Short exercise
Pull out from the material below all lines with "your".

——

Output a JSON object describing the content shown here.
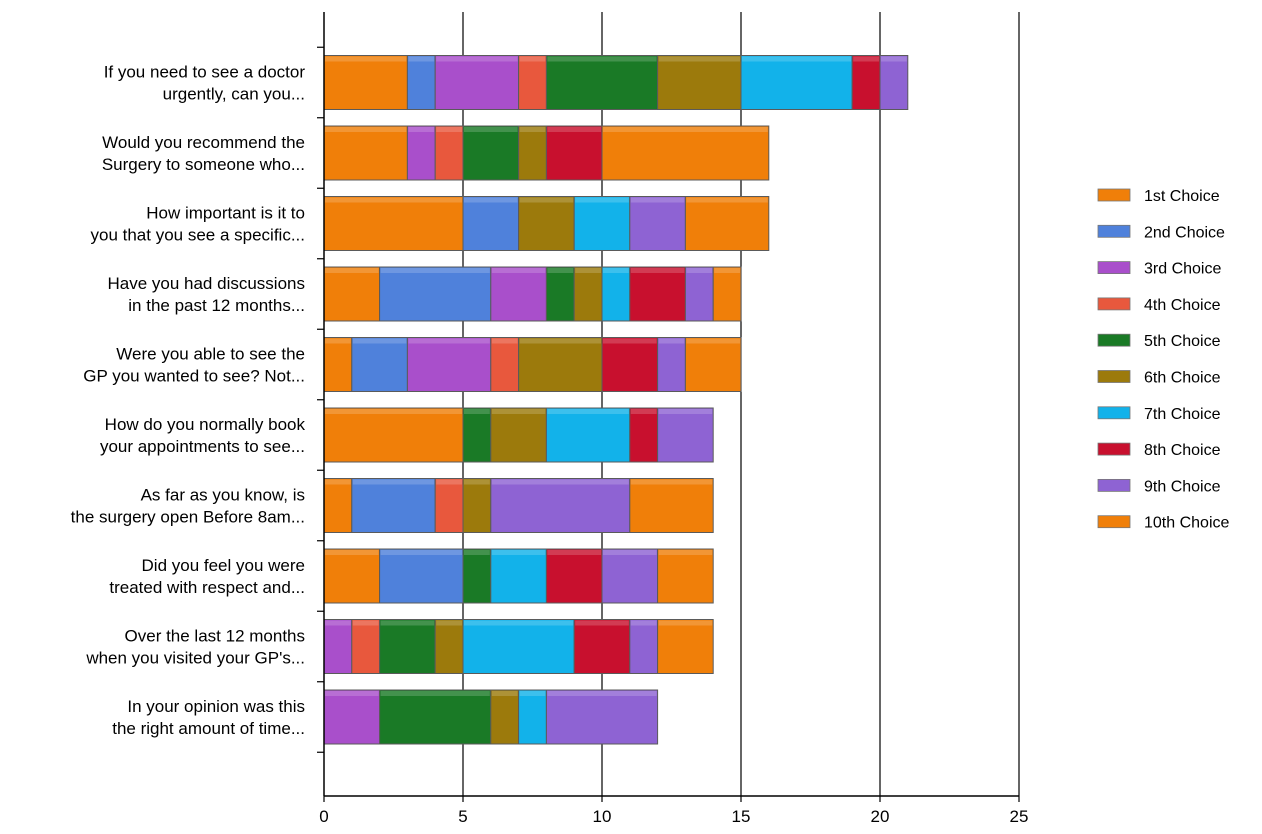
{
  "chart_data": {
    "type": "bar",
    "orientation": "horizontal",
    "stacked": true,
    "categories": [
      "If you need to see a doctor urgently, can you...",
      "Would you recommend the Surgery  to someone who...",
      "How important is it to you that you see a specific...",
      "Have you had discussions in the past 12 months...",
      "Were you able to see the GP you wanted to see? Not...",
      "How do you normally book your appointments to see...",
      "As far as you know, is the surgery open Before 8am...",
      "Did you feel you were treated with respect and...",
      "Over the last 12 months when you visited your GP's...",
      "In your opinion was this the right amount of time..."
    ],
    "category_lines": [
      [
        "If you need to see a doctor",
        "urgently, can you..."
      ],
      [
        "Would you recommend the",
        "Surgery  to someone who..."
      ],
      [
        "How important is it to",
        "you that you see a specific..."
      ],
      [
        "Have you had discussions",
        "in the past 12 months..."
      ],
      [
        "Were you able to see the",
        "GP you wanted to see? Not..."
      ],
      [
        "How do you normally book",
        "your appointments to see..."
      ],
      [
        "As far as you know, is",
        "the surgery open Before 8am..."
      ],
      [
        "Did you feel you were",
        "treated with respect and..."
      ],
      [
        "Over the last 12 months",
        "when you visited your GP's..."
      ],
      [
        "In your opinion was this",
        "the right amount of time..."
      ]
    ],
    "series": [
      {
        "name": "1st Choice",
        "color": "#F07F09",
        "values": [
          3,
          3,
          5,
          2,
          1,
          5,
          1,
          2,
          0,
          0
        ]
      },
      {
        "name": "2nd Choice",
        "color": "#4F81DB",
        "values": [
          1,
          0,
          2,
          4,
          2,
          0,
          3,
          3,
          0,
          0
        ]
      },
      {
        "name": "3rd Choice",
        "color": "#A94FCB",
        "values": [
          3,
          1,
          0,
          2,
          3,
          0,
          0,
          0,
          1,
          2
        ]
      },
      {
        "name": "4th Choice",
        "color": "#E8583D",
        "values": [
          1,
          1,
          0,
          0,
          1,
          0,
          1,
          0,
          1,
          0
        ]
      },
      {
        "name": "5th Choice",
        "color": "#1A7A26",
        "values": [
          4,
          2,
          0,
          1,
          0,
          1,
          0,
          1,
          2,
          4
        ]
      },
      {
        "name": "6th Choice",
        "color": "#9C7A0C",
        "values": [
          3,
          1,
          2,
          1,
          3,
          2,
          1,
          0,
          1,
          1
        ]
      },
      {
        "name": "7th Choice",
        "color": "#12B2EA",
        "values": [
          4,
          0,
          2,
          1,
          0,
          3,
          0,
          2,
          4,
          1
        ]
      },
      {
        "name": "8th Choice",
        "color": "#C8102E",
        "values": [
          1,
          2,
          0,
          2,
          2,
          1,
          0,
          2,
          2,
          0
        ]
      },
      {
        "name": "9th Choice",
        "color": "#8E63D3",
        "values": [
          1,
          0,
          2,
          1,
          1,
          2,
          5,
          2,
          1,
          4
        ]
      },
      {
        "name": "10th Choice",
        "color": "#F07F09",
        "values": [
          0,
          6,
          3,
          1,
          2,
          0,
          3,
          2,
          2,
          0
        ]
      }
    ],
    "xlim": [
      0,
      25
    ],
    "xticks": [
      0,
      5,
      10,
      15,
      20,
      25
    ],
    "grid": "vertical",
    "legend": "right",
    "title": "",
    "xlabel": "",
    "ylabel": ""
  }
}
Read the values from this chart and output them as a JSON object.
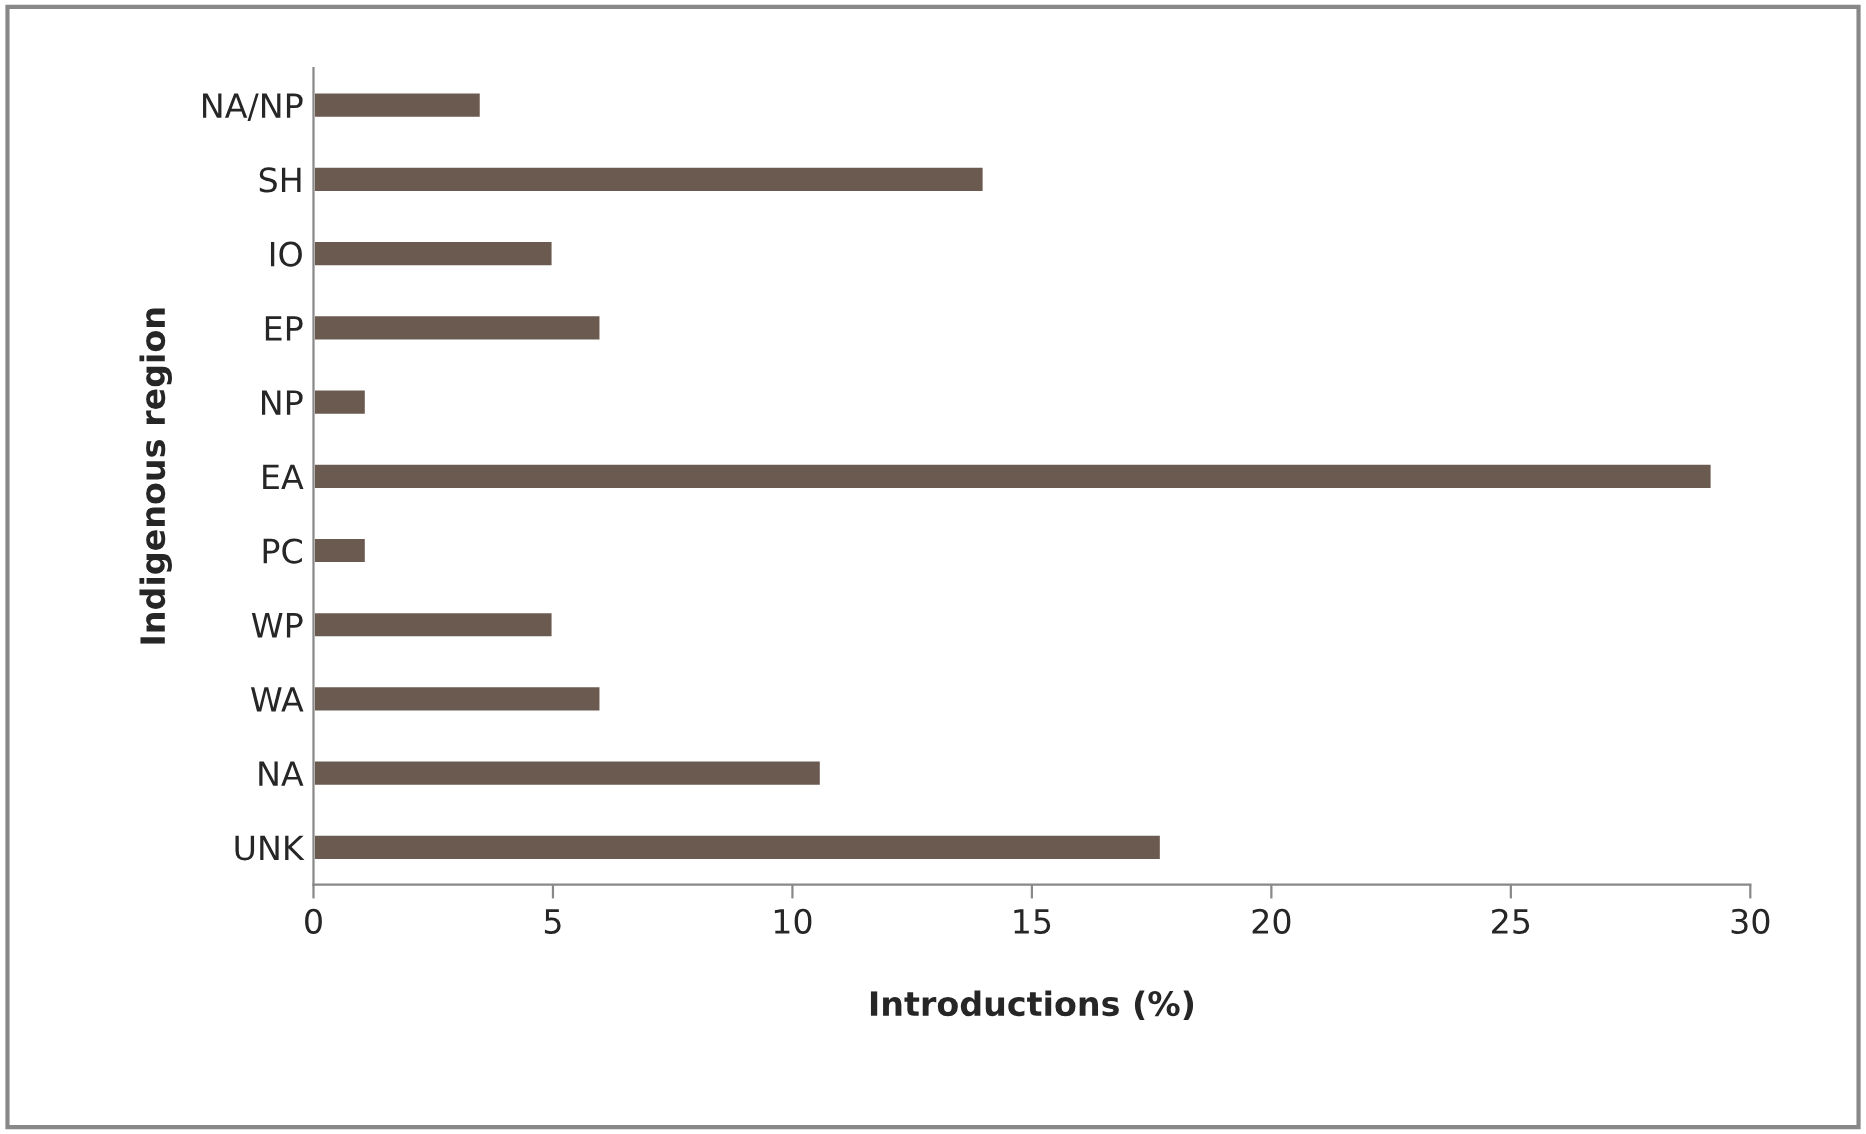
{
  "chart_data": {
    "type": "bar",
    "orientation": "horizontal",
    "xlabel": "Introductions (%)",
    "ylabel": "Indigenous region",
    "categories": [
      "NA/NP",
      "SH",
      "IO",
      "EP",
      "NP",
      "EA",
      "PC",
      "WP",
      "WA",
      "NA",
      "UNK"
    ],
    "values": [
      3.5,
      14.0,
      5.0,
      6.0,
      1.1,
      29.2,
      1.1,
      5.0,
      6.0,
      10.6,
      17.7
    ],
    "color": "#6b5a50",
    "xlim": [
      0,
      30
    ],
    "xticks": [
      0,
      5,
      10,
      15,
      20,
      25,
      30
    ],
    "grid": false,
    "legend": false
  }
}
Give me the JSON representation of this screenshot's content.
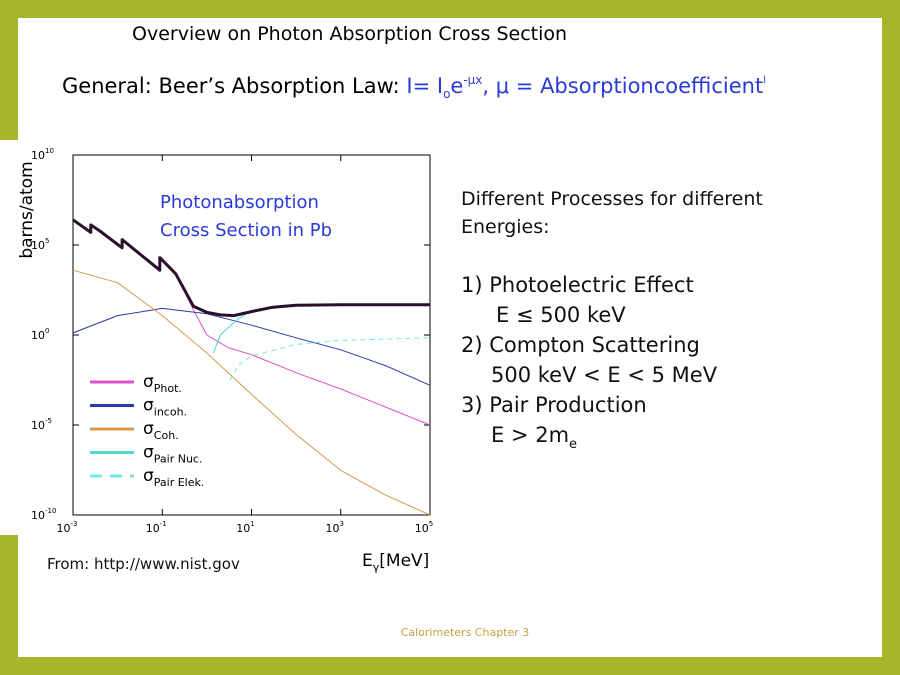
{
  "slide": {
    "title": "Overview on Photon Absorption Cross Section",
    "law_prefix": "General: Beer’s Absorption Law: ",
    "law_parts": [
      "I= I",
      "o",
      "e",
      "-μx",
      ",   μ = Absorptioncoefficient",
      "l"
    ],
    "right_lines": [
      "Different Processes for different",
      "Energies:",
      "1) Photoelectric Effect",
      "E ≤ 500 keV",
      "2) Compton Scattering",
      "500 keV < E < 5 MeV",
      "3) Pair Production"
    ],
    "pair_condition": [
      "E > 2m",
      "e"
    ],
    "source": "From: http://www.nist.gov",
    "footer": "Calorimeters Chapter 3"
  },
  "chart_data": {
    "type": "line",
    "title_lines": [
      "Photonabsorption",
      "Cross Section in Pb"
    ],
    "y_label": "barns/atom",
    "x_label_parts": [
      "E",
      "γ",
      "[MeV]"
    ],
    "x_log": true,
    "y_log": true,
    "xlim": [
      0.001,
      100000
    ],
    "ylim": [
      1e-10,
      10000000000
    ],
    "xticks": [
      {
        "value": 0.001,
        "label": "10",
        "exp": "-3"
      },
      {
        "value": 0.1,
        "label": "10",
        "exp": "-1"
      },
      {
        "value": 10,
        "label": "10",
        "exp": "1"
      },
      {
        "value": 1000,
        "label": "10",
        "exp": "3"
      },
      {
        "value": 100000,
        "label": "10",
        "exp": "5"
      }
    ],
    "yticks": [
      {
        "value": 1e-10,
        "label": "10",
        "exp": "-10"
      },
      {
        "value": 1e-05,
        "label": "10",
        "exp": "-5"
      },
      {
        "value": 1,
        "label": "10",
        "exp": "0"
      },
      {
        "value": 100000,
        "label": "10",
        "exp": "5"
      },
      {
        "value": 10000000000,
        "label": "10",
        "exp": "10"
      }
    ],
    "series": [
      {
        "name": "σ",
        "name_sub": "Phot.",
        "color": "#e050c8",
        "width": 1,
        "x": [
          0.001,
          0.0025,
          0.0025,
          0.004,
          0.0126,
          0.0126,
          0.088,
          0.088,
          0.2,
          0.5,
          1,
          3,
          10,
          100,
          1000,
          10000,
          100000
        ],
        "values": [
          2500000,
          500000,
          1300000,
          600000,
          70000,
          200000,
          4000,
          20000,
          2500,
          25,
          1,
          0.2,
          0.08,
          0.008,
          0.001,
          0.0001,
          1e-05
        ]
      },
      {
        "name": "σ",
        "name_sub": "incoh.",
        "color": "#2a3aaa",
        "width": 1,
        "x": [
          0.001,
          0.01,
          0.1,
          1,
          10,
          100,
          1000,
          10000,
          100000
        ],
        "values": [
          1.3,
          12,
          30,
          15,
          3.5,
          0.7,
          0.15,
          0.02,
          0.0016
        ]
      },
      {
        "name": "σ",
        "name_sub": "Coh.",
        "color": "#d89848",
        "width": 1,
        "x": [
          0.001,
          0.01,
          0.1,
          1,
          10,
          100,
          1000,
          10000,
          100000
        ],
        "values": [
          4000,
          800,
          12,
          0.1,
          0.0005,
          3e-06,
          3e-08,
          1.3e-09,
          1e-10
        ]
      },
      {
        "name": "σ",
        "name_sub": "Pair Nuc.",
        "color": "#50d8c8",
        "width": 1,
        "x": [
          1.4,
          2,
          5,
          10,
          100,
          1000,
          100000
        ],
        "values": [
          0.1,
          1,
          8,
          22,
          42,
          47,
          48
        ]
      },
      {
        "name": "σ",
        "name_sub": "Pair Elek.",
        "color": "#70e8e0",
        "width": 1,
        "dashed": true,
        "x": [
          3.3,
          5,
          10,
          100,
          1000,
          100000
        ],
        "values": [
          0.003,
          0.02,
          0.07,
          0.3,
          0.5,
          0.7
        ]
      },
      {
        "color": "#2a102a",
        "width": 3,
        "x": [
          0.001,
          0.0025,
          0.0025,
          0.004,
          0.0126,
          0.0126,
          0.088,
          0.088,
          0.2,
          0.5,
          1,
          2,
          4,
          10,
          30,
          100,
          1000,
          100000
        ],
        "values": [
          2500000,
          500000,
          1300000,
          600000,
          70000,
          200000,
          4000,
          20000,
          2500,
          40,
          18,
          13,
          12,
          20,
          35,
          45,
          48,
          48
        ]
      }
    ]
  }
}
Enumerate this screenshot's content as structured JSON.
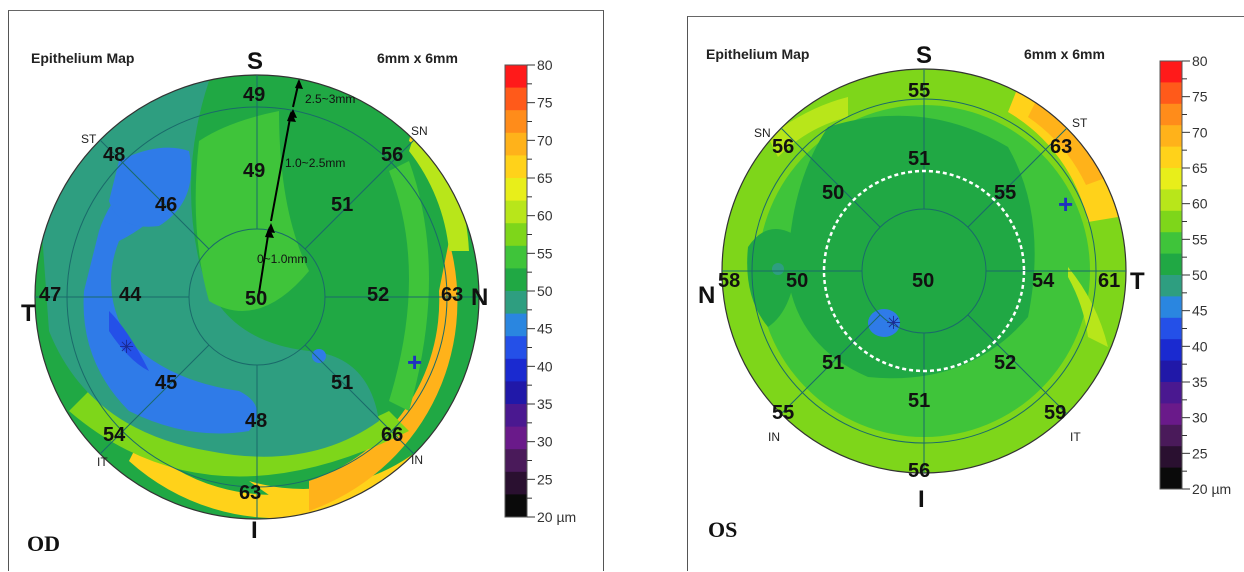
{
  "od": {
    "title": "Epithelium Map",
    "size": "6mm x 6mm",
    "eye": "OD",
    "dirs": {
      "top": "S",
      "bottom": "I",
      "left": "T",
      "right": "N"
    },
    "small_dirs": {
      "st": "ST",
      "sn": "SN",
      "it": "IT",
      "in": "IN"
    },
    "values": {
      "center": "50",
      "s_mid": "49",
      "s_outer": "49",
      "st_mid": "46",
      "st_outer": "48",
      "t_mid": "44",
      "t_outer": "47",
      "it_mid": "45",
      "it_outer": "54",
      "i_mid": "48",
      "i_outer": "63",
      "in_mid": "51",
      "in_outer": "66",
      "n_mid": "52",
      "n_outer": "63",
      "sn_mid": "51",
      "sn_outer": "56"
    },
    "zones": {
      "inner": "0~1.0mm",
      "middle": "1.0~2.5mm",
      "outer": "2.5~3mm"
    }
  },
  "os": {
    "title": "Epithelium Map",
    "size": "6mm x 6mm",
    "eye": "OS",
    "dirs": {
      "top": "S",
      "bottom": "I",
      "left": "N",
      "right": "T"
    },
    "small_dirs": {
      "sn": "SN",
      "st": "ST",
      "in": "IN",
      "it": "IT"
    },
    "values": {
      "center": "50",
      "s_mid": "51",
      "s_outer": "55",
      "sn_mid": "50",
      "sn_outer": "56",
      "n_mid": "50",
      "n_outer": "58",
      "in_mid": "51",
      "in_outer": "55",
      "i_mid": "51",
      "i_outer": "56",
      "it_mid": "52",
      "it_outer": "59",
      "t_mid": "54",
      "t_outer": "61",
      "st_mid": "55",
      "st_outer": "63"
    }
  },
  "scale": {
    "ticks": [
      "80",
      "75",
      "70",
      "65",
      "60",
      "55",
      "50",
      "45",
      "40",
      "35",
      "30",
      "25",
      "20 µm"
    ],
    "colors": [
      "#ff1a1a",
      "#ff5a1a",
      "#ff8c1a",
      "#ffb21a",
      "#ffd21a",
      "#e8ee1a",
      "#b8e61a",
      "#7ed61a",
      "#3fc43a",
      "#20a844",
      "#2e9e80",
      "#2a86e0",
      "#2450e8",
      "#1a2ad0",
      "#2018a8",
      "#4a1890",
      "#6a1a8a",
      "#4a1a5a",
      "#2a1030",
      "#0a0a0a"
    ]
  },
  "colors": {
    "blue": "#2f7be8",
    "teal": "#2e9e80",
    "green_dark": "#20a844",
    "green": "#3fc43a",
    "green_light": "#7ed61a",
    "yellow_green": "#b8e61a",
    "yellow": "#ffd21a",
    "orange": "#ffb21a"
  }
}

——

Final result
      "How do you normally book your appointments to see...",
      "Over the last 12 months when you visited your GP's...",
      "In your opinion was this the right amount of time..."
        "your appointments to see..."
        "when you visited your GP's..."
        "In your opinion was this",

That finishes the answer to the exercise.